[Collected data]
+ + + + + + +
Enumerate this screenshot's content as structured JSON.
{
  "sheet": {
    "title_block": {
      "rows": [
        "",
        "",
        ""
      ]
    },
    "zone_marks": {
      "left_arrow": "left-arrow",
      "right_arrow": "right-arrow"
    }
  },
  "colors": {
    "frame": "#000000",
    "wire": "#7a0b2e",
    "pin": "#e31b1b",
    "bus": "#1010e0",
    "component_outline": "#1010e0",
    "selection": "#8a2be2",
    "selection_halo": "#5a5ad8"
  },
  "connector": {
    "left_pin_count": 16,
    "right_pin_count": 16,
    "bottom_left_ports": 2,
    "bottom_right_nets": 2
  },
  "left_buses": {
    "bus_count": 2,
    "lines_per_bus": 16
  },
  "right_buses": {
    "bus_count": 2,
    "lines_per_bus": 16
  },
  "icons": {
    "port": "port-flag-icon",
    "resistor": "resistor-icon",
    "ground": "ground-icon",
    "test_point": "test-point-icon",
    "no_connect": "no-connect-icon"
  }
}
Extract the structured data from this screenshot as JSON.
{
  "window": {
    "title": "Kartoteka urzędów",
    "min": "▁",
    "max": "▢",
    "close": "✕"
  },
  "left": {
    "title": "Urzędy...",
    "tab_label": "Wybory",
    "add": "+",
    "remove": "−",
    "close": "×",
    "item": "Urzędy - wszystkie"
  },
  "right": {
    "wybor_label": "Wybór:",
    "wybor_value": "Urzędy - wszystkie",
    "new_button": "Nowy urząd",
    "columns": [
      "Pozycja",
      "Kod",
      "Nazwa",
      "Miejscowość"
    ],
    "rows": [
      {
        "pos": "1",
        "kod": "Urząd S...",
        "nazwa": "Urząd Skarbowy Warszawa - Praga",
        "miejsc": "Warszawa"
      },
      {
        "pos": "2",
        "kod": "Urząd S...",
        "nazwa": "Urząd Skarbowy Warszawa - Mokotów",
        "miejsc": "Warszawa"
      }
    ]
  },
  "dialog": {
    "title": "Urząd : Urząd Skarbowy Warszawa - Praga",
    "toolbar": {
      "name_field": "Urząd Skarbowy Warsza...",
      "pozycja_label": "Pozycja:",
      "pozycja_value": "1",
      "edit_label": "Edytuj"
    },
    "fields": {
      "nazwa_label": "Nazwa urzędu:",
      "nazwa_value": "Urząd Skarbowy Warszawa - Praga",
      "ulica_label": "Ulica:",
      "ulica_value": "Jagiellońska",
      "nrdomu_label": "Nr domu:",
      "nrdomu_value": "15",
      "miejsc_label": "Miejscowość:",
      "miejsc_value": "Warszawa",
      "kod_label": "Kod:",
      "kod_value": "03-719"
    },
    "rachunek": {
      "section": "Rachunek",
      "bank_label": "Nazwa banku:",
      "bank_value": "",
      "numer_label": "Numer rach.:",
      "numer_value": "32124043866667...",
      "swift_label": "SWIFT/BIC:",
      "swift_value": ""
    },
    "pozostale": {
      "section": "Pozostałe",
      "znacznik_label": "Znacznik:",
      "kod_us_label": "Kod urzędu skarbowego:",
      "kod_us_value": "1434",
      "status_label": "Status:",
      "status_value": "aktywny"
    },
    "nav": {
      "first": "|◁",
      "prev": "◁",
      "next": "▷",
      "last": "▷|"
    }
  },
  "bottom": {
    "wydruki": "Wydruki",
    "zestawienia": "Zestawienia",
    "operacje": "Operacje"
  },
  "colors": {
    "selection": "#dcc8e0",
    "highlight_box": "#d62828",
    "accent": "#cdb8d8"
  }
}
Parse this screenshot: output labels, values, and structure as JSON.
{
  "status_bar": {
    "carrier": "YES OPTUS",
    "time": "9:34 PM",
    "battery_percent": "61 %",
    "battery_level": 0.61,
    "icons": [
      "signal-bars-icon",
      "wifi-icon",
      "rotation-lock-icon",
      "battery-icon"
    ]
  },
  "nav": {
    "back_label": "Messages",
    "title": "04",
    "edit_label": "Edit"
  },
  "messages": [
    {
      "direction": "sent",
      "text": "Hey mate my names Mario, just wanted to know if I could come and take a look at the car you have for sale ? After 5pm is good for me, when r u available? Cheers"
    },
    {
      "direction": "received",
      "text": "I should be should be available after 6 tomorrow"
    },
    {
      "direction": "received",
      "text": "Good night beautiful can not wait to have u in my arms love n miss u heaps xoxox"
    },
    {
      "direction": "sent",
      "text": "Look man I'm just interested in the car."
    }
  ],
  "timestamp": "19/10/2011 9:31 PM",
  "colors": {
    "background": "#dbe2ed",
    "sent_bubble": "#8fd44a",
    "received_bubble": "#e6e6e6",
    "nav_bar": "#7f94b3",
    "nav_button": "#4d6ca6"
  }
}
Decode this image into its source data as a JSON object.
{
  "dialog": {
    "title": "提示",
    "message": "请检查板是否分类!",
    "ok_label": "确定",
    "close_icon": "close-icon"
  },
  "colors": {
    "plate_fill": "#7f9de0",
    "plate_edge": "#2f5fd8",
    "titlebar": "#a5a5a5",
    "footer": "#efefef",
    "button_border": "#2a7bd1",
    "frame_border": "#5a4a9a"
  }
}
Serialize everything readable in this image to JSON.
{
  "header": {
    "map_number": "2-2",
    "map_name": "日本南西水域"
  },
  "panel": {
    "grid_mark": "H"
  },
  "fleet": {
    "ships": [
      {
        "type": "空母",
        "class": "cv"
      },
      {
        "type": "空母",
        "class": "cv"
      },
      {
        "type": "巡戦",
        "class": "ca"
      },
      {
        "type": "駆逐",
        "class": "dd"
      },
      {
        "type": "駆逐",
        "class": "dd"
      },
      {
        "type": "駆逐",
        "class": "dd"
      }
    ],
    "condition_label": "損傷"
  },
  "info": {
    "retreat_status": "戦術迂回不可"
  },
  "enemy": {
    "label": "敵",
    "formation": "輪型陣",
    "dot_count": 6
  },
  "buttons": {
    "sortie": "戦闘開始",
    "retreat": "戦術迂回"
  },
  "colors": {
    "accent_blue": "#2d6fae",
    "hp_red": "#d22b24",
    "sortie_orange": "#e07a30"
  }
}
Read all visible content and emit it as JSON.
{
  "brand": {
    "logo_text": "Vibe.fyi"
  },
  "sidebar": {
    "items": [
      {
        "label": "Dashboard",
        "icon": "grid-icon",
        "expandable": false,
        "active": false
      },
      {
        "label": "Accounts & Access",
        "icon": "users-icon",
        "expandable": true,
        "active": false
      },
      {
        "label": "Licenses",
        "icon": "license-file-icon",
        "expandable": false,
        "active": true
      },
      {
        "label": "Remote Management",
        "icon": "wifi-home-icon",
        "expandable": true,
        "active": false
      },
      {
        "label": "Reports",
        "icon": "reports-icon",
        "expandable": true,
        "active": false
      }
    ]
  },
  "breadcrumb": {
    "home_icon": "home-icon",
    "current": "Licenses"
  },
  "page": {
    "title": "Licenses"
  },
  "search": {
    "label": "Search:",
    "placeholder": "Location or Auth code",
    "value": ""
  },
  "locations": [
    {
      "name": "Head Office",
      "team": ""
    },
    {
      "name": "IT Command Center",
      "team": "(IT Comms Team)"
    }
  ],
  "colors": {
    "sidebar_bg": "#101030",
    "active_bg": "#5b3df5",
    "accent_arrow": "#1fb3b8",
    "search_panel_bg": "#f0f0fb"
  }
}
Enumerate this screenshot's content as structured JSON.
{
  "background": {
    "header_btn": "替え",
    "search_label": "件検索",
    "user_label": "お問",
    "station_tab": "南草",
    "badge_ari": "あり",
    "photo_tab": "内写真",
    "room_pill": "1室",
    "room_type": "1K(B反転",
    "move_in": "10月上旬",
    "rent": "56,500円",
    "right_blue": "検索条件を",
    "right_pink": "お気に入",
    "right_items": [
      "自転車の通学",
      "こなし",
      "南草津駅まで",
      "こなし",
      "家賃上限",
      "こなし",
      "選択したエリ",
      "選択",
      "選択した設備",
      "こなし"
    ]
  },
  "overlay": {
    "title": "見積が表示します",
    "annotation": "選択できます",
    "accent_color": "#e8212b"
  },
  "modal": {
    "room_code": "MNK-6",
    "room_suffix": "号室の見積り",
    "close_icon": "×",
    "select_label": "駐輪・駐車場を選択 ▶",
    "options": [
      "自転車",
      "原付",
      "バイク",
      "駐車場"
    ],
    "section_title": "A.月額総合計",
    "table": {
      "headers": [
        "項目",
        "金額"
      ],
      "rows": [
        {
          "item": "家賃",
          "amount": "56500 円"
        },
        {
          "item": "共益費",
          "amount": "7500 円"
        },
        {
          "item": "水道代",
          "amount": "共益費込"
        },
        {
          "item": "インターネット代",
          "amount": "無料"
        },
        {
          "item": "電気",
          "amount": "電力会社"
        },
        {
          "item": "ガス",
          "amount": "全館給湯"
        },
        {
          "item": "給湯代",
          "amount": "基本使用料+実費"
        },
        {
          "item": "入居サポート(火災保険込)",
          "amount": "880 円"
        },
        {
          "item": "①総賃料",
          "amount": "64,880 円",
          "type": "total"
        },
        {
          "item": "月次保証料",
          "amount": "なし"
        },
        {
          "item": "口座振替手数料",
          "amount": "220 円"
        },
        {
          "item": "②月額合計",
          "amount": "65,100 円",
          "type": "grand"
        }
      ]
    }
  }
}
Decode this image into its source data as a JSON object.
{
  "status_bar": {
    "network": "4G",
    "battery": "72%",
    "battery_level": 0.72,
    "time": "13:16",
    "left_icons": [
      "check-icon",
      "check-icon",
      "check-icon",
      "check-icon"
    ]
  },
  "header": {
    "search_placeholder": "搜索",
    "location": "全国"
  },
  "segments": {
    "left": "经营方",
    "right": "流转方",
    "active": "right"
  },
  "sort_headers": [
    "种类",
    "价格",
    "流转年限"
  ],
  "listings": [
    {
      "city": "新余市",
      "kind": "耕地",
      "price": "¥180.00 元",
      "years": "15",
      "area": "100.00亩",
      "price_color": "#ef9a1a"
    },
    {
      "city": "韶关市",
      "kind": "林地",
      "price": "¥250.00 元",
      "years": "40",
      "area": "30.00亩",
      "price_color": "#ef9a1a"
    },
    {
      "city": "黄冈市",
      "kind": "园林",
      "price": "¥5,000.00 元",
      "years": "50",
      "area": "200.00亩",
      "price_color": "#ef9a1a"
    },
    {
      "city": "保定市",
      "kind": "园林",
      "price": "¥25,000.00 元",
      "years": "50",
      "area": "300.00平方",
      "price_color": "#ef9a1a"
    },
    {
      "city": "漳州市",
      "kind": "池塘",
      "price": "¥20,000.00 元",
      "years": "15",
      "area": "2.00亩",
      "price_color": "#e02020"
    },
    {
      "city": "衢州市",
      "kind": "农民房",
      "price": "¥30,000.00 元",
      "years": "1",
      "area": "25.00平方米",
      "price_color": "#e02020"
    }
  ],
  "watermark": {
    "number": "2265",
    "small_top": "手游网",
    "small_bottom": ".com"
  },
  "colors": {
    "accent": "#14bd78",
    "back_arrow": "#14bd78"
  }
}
+ + + + + + +
(Work to be completed) Write only the number of lines in the records that include the word "Warszawa".

(Solution) 7